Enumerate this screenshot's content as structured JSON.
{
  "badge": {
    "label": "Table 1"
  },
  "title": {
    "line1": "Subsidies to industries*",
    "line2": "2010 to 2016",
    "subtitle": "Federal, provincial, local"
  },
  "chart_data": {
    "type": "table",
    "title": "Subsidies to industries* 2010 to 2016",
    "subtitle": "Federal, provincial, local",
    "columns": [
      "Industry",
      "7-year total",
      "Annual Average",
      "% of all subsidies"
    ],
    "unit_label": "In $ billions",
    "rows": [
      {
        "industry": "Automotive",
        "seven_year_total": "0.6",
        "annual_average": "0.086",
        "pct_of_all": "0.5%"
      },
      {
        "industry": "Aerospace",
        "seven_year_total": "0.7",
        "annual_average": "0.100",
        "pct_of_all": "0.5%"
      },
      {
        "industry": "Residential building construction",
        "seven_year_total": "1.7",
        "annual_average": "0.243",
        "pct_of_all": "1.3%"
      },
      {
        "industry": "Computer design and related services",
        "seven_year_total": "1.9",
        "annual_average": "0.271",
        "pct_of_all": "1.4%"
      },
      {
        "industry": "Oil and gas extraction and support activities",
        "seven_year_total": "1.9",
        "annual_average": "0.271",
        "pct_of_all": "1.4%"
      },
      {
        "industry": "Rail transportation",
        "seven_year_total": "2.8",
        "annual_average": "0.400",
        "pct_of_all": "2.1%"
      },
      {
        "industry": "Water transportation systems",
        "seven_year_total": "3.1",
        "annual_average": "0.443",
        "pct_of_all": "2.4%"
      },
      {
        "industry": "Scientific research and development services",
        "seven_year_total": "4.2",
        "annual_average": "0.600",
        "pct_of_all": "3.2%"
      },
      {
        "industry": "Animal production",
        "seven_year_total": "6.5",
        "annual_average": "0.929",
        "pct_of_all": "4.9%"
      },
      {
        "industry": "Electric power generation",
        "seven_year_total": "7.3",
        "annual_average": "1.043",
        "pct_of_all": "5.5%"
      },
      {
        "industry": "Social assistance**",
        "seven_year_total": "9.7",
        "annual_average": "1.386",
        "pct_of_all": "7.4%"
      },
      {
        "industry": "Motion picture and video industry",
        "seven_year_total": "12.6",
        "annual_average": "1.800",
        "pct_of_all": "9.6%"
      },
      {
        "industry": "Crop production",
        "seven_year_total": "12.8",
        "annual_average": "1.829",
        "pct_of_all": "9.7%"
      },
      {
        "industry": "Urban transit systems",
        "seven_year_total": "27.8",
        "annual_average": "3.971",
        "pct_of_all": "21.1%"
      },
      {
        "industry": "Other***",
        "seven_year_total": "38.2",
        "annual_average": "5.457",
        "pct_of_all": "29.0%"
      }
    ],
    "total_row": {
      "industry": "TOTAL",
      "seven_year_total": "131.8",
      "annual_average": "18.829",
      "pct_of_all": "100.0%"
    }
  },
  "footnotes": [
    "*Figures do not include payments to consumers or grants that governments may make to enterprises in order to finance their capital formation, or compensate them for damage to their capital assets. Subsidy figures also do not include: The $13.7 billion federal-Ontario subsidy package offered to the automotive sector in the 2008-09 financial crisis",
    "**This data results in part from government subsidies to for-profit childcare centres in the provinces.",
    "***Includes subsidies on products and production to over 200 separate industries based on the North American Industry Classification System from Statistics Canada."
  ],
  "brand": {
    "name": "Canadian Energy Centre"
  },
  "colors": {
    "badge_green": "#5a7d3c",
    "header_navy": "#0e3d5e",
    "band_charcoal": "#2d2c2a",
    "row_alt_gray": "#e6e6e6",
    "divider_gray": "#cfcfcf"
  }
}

--------------------------------

» **What is being asked**
Exact copies of all the records are required.

» **Full output**
Enumerate this screenshot's content as structured JSON.
{
  "badge": {
    "label": "Table 1"
  },
  "title": {
    "line1": "Subsidies to industries*",
    "line2": "2010 to 2016",
    "subtitle": "Federal, provincial, local"
  },
  "chart_data": {
    "type": "table",
    "title": "Subsidies to industries* 2010 to 2016",
    "subtitle": "Federal, provincial, local",
    "columns": [
      "Industry",
      "7-year total",
      "Annual Average",
      "% of all subsidies"
    ],
    "unit_label": "In $ billions",
    "rows": [
      {
        "industry": "Automotive",
        "seven_year_total": "0.6",
        "annual_average": "0.086",
        "pct_of_all": "0.5%"
      },
      {
        "industry": "Aerospace",
        "seven_year_total": "0.7",
        "annual_average": "0.100",
        "pct_of_all": "0.5%"
      },
      {
        "industry": "Residential building construction",
        "seven_year_total": "1.7",
        "annual_average": "0.243",
        "pct_of_all": "1.3%"
      },
      {
        "industry": "Computer design and related services",
        "seven_year_total": "1.9",
        "annual_average": "0.271",
        "pct_of_all": "1.4%"
      },
      {
        "industry": "Oil and gas extraction and support activities",
        "seven_year_total": "1.9",
        "annual_average": "0.271",
        "pct_of_all": "1.4%"
      },
      {
        "industry": "Rail transportation",
        "seven_year_total": "2.8",
        "annual_average": "0.400",
        "pct_of_all": "2.1%"
      },
      {
        "industry": "Water transportation systems",
        "seven_year_total": "3.1",
        "annual_average": "0.443",
        "pct_of_all": "2.4%"
      },
      {
        "industry": "Scientific research and development services",
        "seven_year_total": "4.2",
        "annual_average": "0.600",
        "pct_of_all": "3.2%"
      },
      {
        "industry": "Animal production",
        "seven_year_total": "6.5",
        "annual_average": "0.929",
        "pct_of_all": "4.9%"
      },
      {
        "industry": "Electric power generation",
        "seven_year_total": "7.3",
        "annual_average": "1.043",
        "pct_of_all": "5.5%"
      },
      {
        "industry": "Social assistance**",
        "seven_year_total": "9.7",
        "annual_average": "1.386",
        "pct_of_all": "7.4%"
      },
      {
        "industry": "Motion picture and video industry",
        "seven_year_total": "12.6",
        "annual_average": "1.800",
        "pct_of_all": "9.6%"
      },
      {
        "industry": "Crop production",
        "seven_year_total": "12.8",
        "annual_average": "1.829",
        "pct_of_all": "9.7%"
      },
      {
        "industry": "Urban transit systems",
        "seven_year_total": "27.8",
        "annual_average": "3.971",
        "pct_of_all": "21.1%"
      },
      {
        "industry": "Other***",
        "seven_year_total": "38.2",
        "annual_average": "5.457",
        "pct_of_all": "29.0%"
      }
    ],
    "total_row": {
      "industry": "TOTAL",
      "seven_year_total": "131.8",
      "annual_average": "18.829",
      "pct_of_all": "100.0%"
    }
  },
  "footnotes": [
    "*Figures do not include payments to consumers or grants that governments may make to enterprises in order to finance their capital formation, or compensate them for damage to their capital assets. Subsidy figures also do not include: The $13.7 billion federal-Ontario subsidy package offered to the automotive sector in the 2008-09 financial crisis",
    "**This data results in part from government subsidies to for-profit childcare centres in the provinces.",
    "***Includes subsidies on products and production to over 200 separate industries based on the North American Industry Classification System from Statistics Canada."
  ],
  "brand": {
    "name": "Canadian Energy Centre"
  },
  "colors": {
    "badge_green": "#5a7d3c",
    "header_navy": "#0e3d5e",
    "band_charcoal": "#2d2c2a",
    "row_alt_gray": "#e6e6e6",
    "divider_gray": "#cfcfcf"
  }
}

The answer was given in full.